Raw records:
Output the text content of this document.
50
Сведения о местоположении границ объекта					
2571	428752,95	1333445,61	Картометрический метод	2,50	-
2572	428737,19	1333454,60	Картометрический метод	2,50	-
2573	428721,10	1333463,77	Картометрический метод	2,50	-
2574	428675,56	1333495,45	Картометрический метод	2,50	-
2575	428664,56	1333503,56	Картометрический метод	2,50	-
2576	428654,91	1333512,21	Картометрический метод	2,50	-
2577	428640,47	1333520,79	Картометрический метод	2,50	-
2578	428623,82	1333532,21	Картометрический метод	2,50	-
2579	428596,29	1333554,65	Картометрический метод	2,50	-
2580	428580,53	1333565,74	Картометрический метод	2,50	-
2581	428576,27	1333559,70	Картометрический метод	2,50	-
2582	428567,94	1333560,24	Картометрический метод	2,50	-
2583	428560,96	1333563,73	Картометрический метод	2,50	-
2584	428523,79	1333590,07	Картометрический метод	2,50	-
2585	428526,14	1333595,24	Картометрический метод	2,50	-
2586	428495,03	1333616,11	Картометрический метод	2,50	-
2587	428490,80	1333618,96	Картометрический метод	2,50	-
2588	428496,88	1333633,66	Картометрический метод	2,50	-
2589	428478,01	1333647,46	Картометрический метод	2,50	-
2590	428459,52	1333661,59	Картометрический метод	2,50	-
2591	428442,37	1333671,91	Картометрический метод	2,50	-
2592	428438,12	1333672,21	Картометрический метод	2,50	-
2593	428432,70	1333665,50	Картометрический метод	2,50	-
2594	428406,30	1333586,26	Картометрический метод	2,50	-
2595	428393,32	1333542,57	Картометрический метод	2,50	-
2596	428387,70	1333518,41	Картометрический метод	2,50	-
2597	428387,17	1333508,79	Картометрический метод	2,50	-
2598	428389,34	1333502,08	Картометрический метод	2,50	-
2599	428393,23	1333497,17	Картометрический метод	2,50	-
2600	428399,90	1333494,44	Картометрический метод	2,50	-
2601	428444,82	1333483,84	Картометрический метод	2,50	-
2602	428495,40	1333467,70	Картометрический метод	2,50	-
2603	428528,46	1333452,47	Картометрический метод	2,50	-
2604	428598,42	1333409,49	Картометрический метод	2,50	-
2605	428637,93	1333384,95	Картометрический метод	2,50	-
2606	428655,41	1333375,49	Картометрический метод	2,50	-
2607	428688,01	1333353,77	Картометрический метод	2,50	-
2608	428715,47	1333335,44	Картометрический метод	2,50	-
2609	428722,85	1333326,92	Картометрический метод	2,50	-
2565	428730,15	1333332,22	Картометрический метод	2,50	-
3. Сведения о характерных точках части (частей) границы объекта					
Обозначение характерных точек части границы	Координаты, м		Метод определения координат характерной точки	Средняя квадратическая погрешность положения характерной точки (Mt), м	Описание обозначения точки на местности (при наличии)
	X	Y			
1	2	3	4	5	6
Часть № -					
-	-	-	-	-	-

■ **Aim of the task**
Say how many lines of the data include the word "части". Respond with the number alone.

■ **Worked answer**
2